-- BEGIN SUPPLIED MATERIAL --
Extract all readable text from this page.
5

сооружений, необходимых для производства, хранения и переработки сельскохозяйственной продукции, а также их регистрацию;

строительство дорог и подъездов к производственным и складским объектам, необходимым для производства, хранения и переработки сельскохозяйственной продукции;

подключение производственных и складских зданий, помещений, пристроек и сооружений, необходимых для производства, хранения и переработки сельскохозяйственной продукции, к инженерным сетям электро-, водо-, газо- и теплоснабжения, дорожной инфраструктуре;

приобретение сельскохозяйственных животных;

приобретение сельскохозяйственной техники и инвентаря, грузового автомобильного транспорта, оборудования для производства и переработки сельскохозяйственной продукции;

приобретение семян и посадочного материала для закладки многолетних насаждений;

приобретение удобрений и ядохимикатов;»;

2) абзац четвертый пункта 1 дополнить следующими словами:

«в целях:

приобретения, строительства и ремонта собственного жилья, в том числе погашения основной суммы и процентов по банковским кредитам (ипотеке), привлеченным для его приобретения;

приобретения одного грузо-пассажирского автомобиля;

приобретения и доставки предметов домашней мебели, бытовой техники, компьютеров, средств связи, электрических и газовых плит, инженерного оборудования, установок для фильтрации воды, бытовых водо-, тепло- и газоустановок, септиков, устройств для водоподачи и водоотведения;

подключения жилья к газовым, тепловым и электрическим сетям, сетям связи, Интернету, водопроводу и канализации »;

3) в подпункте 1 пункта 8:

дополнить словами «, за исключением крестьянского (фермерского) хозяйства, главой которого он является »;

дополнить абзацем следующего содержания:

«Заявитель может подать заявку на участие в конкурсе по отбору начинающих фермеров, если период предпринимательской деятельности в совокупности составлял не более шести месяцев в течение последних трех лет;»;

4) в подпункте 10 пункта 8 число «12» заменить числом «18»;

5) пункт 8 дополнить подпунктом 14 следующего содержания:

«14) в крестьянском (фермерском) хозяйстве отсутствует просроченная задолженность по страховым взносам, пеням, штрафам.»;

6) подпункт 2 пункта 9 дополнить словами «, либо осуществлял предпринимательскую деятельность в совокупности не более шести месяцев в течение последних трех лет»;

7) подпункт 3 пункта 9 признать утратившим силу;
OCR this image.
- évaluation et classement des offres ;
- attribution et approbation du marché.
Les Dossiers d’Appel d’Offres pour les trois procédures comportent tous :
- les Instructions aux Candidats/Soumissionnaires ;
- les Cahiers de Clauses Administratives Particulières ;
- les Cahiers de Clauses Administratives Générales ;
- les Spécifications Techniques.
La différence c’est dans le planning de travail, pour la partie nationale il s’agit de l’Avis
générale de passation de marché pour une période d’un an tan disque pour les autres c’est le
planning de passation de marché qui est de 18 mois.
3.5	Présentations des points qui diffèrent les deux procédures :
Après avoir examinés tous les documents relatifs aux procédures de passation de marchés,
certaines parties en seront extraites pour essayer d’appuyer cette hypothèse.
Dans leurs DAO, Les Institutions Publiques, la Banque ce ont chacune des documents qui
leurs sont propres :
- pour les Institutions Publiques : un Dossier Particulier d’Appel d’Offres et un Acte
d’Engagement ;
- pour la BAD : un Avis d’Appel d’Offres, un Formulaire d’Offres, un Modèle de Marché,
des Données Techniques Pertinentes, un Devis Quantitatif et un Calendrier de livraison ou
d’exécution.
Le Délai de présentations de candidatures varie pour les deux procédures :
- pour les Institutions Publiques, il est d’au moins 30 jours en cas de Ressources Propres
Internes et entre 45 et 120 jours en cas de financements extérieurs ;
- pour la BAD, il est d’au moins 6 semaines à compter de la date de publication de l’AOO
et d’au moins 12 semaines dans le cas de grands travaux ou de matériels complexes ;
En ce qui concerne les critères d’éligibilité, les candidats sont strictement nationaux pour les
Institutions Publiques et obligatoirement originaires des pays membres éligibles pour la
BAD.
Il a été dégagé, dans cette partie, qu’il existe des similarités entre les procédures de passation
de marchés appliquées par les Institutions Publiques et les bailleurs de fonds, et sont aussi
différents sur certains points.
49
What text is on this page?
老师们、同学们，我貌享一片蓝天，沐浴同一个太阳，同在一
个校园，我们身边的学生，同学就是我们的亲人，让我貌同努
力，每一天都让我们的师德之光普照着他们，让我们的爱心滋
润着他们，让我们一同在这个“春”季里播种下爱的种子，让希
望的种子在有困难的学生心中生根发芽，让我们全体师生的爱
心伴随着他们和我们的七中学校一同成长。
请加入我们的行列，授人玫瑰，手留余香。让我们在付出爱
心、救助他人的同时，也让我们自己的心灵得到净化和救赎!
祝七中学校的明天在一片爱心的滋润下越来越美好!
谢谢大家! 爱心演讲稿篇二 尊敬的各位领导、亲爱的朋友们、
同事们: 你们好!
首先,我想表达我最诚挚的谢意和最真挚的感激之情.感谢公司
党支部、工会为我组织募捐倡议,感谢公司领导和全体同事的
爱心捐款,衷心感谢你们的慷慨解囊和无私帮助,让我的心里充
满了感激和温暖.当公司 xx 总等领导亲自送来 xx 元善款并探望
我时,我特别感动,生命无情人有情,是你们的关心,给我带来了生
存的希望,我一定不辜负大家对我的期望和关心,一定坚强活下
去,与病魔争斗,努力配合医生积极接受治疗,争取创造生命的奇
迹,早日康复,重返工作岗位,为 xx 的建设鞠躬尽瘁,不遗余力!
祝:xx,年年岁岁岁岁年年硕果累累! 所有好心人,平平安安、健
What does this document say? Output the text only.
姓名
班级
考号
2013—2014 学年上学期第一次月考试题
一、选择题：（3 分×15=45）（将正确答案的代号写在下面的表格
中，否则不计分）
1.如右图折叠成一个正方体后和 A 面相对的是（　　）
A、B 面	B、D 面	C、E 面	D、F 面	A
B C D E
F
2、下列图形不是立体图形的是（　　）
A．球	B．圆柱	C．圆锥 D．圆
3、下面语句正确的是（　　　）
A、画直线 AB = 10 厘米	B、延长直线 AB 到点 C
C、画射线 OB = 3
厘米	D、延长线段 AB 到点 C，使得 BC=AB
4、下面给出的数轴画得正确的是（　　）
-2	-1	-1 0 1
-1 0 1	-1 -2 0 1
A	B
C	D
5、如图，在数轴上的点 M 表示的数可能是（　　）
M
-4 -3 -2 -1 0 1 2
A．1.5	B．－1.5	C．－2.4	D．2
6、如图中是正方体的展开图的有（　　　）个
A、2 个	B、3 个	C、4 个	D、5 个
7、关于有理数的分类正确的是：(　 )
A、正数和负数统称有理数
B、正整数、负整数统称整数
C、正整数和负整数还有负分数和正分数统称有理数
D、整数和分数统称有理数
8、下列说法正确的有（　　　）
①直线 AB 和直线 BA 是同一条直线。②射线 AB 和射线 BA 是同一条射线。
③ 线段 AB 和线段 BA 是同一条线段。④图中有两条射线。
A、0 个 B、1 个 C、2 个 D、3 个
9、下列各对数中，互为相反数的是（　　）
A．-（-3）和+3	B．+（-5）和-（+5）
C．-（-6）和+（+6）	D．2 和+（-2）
-- END SUPPLIED MATERIAL --
#### AIM OF THE TASK:
Every line from the one containing "What does this" through the end of the data must be repeated exactly, and no other line.

#### ANSWER TO THIS TASK:
What does this document say? Output the text only.
姓名
班级
考号
2013—2014 学年上学期第一次月考试题
一、选择题：（3 分×15=45）（将正确答案的代号写在下面的表格
中，否则不计分）
1.如右图折叠成一个正方体后和 A 面相对的是（　　）
A、B 面	B、D 面	C、E 面	D、F 面	A
B C D E
F
2、下列图形不是立体图形的是（　　）
A．球	B．圆柱	C．圆锥 D．圆
3、下面语句正确的是（　　　）
A、画直线 AB = 10 厘米	B、延长直线 AB 到点 C
C、画射线 OB = 3
厘米	D、延长线段 AB 到点 C，使得 BC=AB
4、下面给出的数轴画得正确的是（　　）
-2	-1	-1 0 1
-1 0 1	-1 -2 0 1
A	B
C	D
5、如图，在数轴上的点 M 表示的数可能是（　　）
M
-4 -3 -2 -1 0 1 2
A．1.5	B．－1.5	C．－2.4	D．2
6、如图中是正方体的展开图的有（　　　）个
A、2 个	B、3 个	C、4 个	D、5 个
7、关于有理数的分类正确的是：(　 )
A、正数和负数统称有理数
B、正整数、负整数统称整数
C、正整数和负整数还有负分数和正分数统称有理数
D、整数和分数统称有理数
8、下列说法正确的有（　　　）
①直线 AB 和直线 BA 是同一条直线。②射线 AB 和射线 BA 是同一条射线。
③ 线段 AB 和线段 BA 是同一条线段。④图中有两条射线。
A、0 个 B、1 个 C、2 个 D、3 个
9、下列各对数中，互为相反数的是（　　）
A．-（-3）和+3	B．+（-5）和-（+5）
C．-（-6）和+（+6）	D．2 和+（-2）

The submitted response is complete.